Each year in the lead up to St. Patrick's Day, which falls on March 17, I cheerfully sample an array of premium Irish offerings. It might be offensive to call the most intriguing ones Scotch-like, but - with U2 respectfully spinning on my turntable and a humble request for forgiveness from St. Patrick - I'm tempted. Although more delicate than most single malt Scotches because they are distilled three times as opposed to two and generally contain a higher proportion of lighter grains such as wheat and corn versus robust barley, Irish whiskies are often as complex. In some cases, they even call to mind the peated - or smoky - quality of many single malts.

Yes, they occasionally dry their malted barley (in the case of barley-based whiskies) over fires fuelled with peat, known locally as turf. If you're a Scotch fanatic and have not tried Irish whiskey since the modern distilling resurgence began on the island in the late 1980s, I urge you to do so. The three whiskies listed here are available in Ontario through Vintages stores and some are available in various other provinces. Connemara Peated Single Malt, Ireland SCORE: 94 PRICE: $54.95 I love this spirit. It's like a super-smoky Islay single malt but lighter on its feet, like Jack Dempsey in the ring. Beeswax, iodine, nuts and spice come together under a cloud of fireplace smoke. An eye-opener for Irish whiskey skeptics. It was released in Ontario in 2007 at $66.95. Thank the strength of the loonie against the euro for that.

Locke's 8 Year Old Single Malt, Ireland

SCORE: 91 PRICE: $54.95

Fans of Scottish Speyside whiskies should love the sweet, malty core here. Dried fruit, toasted cereal and vanilla mingle in the mouth, and there's a slightly smoky, earthy, tangy finish thanks to partial drying over peat. When I last wrote about this five years ago, the price was $64.95.

Source records:
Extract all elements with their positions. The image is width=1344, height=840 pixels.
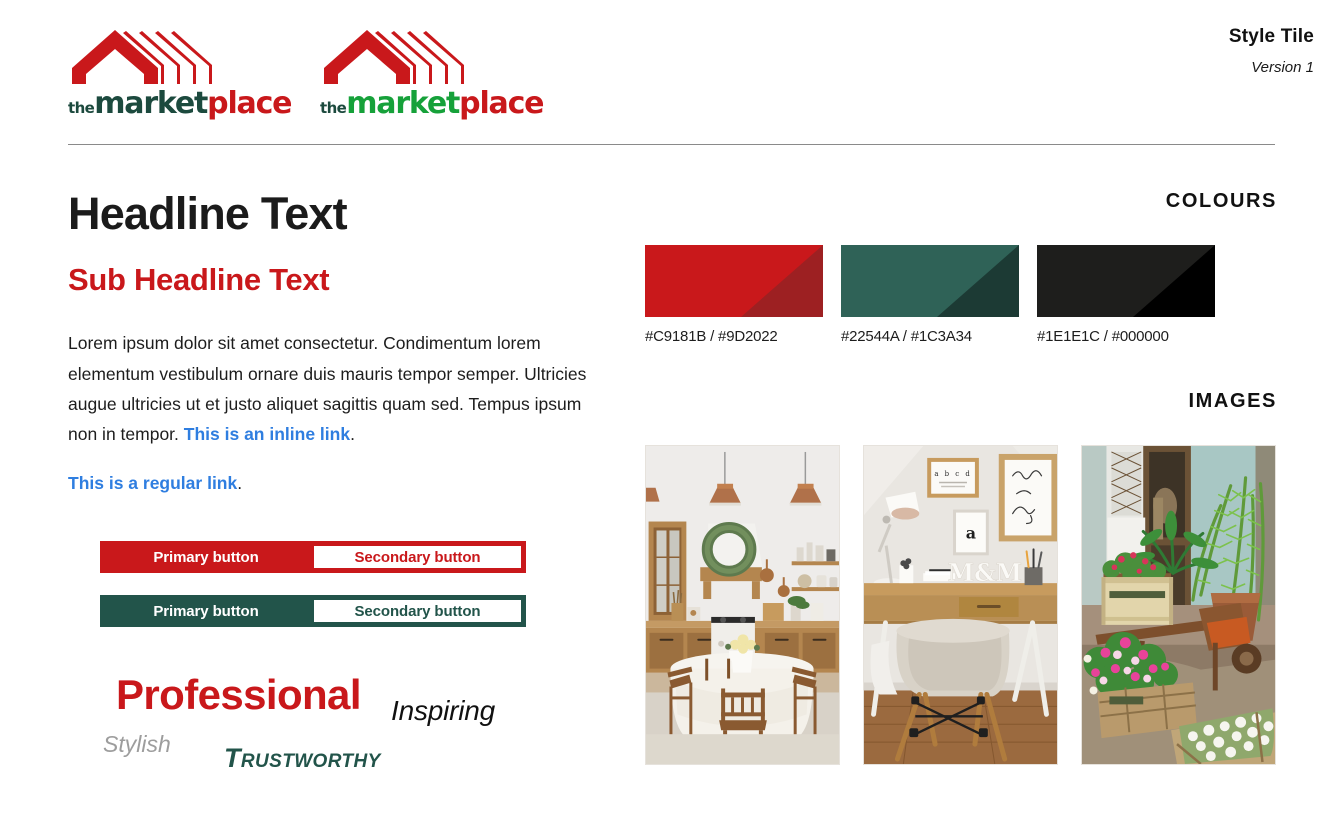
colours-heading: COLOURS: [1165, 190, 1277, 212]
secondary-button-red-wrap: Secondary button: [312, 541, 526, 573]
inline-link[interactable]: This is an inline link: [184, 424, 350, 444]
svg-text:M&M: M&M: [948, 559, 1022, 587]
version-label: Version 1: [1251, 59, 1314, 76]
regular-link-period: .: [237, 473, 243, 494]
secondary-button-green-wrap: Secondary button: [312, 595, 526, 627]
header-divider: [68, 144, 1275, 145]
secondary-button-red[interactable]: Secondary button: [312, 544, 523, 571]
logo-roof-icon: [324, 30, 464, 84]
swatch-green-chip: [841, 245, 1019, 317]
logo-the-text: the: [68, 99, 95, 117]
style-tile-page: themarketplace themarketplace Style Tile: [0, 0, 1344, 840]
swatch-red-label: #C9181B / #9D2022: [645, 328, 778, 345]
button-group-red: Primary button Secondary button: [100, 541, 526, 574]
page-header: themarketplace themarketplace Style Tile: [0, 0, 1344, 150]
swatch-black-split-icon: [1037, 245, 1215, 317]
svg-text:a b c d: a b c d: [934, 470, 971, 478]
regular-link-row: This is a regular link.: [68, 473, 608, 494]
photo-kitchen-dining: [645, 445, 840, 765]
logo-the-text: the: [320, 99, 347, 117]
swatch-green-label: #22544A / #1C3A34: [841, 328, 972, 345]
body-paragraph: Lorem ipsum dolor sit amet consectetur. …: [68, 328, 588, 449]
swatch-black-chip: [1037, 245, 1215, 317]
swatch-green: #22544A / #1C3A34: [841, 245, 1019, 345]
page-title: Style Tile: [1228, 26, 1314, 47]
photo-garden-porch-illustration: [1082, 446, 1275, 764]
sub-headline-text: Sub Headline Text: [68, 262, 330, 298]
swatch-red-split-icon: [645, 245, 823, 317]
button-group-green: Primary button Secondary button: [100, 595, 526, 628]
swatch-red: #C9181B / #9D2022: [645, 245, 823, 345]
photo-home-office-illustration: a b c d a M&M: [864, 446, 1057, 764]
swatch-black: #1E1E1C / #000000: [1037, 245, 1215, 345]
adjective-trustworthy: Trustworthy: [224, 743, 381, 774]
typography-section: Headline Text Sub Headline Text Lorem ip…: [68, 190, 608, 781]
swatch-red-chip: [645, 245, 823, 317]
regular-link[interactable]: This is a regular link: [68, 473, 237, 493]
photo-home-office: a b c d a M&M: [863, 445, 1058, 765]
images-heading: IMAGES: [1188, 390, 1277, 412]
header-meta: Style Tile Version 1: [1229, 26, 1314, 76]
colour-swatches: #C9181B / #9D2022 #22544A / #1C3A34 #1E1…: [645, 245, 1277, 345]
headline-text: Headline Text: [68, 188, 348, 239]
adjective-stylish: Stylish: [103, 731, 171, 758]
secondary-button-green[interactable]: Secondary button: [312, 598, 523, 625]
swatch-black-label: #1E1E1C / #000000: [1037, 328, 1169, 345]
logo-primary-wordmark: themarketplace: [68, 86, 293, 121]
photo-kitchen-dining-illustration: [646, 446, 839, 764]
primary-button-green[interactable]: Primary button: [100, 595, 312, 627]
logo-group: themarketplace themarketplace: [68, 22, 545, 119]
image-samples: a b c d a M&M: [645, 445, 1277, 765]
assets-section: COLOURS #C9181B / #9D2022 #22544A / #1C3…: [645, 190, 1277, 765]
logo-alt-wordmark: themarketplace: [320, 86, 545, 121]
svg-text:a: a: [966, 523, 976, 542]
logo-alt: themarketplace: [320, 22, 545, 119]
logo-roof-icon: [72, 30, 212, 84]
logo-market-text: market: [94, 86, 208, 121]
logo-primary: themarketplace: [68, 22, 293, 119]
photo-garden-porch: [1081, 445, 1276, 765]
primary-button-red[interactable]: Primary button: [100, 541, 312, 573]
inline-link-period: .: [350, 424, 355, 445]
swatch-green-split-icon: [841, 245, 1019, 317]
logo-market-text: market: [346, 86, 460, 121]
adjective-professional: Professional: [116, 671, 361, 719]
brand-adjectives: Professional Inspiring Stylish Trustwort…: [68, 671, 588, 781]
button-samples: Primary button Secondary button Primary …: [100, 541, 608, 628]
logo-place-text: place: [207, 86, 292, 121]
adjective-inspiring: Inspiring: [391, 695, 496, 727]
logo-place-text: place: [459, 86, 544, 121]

Tasks to perform:
A: What does the whiskey text say peat is known as locally?
B: How many lines of the records contain the string "roof"? Give only the number.

Outputs:
A: Turf.

B: 2